• _Exercise_
Check each line of the entries below for the string "document"; copy every line where it appears.

• _Given data_
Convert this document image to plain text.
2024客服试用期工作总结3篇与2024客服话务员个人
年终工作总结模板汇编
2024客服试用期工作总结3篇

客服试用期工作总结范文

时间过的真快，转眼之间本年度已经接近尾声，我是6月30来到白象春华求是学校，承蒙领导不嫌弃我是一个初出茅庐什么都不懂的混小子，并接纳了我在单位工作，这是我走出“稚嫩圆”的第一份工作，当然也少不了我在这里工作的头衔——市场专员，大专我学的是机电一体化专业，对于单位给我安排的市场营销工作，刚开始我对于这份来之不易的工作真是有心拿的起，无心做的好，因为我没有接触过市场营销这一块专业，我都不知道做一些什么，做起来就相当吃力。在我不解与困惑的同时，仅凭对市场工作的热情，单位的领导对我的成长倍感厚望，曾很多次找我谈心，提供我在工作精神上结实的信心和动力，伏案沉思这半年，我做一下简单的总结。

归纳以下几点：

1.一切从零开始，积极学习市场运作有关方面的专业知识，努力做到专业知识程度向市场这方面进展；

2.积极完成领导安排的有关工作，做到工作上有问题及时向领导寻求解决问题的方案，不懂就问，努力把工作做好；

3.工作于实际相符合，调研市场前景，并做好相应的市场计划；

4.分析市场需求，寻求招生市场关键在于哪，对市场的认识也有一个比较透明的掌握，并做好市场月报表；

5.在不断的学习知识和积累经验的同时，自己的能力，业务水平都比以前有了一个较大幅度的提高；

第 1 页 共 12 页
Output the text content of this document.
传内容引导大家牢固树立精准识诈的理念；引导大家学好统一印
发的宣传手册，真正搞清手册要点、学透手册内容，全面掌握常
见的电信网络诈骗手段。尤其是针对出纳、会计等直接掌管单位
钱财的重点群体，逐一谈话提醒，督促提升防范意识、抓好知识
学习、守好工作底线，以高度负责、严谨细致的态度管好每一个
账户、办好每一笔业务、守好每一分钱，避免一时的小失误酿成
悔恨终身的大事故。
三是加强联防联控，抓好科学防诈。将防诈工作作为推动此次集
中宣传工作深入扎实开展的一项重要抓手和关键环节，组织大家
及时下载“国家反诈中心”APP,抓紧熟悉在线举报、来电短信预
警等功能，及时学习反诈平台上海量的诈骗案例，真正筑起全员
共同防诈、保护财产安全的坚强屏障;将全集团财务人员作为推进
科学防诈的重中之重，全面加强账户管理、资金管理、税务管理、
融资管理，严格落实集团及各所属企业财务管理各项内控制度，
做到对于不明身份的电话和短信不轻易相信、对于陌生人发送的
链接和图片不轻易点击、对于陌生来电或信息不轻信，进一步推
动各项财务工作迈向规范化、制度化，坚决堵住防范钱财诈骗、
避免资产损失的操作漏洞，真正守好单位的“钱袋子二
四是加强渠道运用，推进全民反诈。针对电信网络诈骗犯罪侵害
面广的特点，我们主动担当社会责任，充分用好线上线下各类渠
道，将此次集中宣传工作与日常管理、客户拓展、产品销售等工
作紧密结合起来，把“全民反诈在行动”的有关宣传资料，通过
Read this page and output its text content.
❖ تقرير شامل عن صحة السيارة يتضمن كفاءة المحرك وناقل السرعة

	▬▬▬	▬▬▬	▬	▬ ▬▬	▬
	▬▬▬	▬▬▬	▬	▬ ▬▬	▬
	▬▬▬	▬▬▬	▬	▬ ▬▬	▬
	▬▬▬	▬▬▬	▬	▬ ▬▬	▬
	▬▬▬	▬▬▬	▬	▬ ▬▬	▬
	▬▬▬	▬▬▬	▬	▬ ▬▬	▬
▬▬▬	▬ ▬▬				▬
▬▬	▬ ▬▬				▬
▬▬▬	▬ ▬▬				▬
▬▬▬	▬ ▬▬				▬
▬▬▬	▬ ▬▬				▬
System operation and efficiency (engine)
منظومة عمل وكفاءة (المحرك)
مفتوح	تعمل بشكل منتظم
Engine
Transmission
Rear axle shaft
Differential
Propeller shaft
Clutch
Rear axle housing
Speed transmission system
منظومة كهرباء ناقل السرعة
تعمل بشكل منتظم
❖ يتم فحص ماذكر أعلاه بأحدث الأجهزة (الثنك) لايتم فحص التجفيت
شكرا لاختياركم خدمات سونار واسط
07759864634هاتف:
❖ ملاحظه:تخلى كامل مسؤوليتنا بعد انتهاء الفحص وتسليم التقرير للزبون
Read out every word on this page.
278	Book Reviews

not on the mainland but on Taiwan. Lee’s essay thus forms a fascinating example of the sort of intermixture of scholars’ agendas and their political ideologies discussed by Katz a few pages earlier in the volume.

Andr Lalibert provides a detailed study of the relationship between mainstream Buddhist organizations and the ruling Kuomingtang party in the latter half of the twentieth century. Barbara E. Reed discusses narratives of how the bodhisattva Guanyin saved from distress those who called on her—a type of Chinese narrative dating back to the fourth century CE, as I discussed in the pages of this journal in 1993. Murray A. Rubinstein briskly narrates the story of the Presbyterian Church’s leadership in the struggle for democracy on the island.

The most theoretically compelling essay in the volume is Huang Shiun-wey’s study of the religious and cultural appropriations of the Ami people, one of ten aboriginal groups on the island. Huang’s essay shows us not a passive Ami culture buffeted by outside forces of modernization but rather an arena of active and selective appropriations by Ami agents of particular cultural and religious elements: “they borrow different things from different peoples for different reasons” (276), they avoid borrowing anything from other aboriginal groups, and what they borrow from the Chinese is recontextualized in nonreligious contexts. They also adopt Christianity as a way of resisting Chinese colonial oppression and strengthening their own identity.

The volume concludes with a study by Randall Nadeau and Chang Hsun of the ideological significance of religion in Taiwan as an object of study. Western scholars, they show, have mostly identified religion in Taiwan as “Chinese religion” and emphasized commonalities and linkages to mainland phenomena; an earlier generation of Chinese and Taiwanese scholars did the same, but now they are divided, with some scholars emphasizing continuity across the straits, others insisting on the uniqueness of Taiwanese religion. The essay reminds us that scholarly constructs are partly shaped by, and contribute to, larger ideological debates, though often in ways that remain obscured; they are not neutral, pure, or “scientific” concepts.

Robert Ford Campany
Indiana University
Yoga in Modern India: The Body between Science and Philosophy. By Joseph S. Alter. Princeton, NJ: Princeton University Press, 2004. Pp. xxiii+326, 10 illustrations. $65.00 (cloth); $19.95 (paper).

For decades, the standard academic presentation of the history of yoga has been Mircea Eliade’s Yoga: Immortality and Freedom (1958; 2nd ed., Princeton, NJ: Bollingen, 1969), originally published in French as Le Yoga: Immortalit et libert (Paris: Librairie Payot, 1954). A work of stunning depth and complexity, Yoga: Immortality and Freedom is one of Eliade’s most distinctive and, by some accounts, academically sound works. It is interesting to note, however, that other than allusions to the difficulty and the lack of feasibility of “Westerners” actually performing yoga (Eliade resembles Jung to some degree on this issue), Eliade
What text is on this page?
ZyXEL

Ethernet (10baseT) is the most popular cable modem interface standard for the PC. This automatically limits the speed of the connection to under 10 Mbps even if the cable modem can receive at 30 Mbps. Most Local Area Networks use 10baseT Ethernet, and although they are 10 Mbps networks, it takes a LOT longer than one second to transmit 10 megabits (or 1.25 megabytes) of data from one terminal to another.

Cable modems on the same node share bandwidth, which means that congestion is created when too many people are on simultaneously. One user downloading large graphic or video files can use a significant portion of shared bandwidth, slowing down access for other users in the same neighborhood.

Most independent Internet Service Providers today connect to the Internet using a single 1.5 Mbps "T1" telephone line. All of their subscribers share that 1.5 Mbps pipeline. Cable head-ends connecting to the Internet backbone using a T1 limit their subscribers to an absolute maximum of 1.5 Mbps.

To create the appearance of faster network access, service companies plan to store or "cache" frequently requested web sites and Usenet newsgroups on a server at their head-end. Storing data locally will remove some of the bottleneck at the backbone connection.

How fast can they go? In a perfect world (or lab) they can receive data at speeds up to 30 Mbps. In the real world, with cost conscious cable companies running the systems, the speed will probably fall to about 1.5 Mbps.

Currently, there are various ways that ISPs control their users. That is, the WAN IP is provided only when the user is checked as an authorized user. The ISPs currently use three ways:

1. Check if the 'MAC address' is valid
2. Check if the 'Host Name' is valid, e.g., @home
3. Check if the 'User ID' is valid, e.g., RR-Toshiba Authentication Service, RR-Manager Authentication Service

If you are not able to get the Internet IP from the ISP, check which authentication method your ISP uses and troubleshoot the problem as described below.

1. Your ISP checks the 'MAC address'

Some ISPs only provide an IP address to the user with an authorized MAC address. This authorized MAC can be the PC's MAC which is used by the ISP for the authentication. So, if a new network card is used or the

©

• _Written response_
Convert this document image to plain text.
Output the text content of this document.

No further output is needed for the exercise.